◆ Task goal:
Without the pictures, can you quote each line below exactly?
>> start The data
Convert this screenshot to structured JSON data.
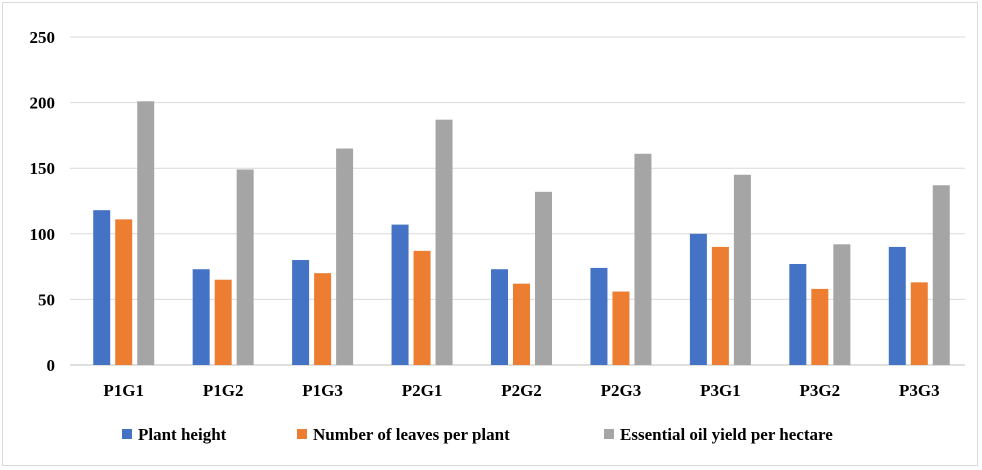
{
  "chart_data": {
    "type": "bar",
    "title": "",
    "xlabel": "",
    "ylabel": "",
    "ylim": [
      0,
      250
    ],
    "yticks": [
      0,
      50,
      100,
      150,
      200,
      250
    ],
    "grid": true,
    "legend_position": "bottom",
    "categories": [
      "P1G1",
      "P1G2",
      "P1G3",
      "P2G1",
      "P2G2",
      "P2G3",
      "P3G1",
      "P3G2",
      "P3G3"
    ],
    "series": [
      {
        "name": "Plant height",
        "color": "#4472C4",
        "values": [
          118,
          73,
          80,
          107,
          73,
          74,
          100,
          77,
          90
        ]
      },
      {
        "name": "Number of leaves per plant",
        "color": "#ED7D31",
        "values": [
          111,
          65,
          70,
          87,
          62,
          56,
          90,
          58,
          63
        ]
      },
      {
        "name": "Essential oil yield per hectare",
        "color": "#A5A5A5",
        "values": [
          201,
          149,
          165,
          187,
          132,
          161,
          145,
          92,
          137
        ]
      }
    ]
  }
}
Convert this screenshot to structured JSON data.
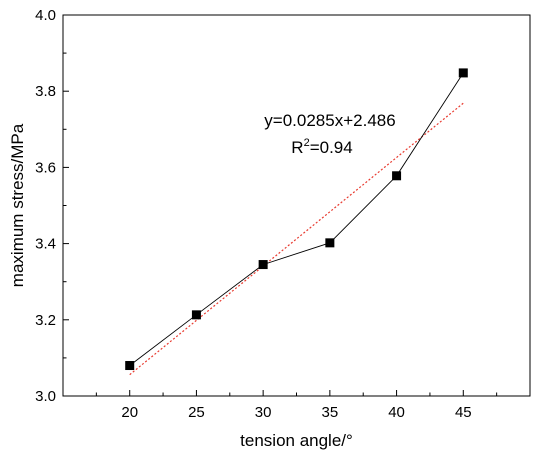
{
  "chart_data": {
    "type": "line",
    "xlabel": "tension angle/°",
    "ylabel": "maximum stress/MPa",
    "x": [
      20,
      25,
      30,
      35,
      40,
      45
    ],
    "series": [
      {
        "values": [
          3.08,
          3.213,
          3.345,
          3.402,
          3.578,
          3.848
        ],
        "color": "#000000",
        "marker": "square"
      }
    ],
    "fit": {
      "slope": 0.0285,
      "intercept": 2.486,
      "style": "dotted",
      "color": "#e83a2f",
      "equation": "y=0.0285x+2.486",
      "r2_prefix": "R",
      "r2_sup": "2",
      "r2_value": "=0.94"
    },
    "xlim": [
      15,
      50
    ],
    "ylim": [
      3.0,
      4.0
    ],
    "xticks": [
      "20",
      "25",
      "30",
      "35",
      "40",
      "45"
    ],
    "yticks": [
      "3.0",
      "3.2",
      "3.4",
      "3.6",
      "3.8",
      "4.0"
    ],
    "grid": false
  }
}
>> end The data
◆ Result for this exercise:
Convert this screenshot to structured JSON data.
{
  "chart_data": {
    "type": "bar",
    "title": "",
    "xlabel": "",
    "ylabel": "",
    "ylim": [
      0,
      250
    ],
    "yticks": [
      0,
      50,
      100,
      150,
      200,
      250
    ],
    "grid": true,
    "legend_position": "bottom",
    "categories": [
      "P1G1",
      "P1G2",
      "P1G3",
      "P2G1",
      "P2G2",
      "P2G3",
      "P3G1",
      "P3G2",
      "P3G3"
    ],
    "series": [
      {
        "name": "Plant height",
        "color": "#4472C4",
        "values": [
          118,
          73,
          80,
          107,
          73,
          74,
          100,
          77,
          90
        ]
      },
      {
        "name": "Number of leaves per plant",
        "color": "#ED7D31",
        "values": [
          111,
          65,
          70,
          87,
          62,
          56,
          90,
          58,
          63
        ]
      },
      {
        "name": "Essential oil yield per hectare",
        "color": "#A5A5A5",
        "values": [
          201,
          149,
          165,
          187,
          132,
          161,
          145,
          92,
          137
        ]
      }
    ]
  }
}
Convert this screenshot to structured JSON data.
{
  "chart_data": {
    "type": "line",
    "xlabel": "tension angle/°",
    "ylabel": "maximum stress/MPa",
    "x": [
      20,
      25,
      30,
      35,
      40,
      45
    ],
    "series": [
      {
        "values": [
          3.08,
          3.213,
          3.345,
          3.402,
          3.578,
          3.848
        ],
        "color": "#000000",
        "marker": "square"
      }
    ],
    "fit": {
      "slope": 0.0285,
      "intercept": 2.486,
      "style": "dotted",
      "color": "#e83a2f",
      "equation": "y=0.0285x+2.486",
      "r2_prefix": "R",
      "r2_sup": "2",
      "r2_value": "=0.94"
    },
    "xlim": [
      15,
      50
    ],
    "ylim": [
      3.0,
      4.0
    ],
    "xticks": [
      "20",
      "25",
      "30",
      "35",
      "40",
      "45"
    ],
    "yticks": [
      "3.0",
      "3.2",
      "3.4",
      "3.6",
      "3.8",
      "4.0"
    ],
    "grid": false
  }
}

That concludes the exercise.